** begin **

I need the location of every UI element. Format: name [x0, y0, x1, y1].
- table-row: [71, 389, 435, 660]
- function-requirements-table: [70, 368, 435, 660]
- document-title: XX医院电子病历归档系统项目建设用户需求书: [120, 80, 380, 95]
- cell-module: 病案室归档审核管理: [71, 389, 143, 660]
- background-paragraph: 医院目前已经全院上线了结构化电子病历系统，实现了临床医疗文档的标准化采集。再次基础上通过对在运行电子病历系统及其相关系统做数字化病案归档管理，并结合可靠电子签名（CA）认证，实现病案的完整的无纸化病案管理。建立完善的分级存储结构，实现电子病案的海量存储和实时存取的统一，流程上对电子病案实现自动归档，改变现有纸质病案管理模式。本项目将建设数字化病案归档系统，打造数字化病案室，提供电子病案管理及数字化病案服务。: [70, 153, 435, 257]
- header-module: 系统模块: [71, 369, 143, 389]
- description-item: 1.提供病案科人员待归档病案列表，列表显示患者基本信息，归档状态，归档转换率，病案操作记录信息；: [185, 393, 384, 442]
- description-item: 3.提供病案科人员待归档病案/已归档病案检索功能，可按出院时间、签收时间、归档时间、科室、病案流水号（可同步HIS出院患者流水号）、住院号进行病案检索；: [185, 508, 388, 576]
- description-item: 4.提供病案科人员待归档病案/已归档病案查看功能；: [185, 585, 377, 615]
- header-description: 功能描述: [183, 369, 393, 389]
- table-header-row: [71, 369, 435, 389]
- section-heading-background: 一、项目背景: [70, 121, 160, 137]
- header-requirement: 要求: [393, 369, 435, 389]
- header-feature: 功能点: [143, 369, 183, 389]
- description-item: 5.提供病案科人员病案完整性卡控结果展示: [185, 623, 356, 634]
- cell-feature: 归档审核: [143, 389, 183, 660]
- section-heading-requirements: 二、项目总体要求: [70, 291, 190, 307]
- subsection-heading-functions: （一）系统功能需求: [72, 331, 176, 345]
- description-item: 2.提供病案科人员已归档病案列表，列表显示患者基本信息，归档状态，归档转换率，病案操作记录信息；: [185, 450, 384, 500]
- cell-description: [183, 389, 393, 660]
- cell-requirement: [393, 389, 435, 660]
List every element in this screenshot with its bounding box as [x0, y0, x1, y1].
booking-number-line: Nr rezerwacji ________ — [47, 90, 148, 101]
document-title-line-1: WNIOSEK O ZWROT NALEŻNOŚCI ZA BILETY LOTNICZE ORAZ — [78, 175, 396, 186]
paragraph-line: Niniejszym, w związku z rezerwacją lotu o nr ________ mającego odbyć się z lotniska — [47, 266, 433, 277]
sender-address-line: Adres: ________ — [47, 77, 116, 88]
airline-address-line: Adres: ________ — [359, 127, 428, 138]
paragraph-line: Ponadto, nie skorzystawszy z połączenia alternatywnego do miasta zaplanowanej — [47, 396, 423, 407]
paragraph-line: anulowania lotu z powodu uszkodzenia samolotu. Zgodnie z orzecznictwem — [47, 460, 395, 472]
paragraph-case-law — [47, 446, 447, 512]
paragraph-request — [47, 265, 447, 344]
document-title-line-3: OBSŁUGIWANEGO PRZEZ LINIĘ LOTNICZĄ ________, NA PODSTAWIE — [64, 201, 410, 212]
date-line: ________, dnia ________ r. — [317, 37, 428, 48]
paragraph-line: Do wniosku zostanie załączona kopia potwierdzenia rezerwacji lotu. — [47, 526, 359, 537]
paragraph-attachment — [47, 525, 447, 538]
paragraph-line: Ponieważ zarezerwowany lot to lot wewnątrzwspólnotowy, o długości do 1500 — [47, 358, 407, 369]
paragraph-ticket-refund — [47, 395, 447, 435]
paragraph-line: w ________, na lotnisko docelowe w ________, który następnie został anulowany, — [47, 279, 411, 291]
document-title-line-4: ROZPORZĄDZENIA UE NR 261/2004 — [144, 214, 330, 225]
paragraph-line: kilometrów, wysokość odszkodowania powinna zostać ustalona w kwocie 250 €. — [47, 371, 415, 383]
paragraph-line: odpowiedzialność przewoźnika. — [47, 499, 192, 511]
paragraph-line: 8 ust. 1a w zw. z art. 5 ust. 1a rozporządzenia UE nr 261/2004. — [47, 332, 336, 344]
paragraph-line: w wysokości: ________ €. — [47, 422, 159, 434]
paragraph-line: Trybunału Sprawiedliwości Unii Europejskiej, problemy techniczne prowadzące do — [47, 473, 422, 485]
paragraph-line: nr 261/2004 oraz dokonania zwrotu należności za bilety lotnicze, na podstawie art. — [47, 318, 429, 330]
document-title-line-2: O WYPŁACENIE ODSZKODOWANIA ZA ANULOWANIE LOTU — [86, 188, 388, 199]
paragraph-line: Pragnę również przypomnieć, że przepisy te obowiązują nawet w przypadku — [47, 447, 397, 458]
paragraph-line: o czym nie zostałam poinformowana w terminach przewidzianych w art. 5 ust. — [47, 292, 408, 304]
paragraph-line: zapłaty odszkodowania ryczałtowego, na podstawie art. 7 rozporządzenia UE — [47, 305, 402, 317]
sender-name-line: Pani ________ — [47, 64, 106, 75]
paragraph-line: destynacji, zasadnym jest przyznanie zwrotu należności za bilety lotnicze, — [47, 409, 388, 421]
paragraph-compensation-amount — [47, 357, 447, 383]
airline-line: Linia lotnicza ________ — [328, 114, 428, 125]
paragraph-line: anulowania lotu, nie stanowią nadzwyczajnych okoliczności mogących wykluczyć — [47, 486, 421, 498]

** end **

WHAT YOU ARE ASKED TO DO: Collect every line from the material above that contains the string "header".

RESULT FOR THIS EXERCISE:
- header-module: 系统模块: [71, 369, 143, 389]
- header-description: 功能描述: [183, 369, 393, 389]
- table-header-row: [71, 369, 435, 389]
- header-requirement: 要求: [393, 369, 435, 389]
- header-feature: 功能点: [143, 369, 183, 389]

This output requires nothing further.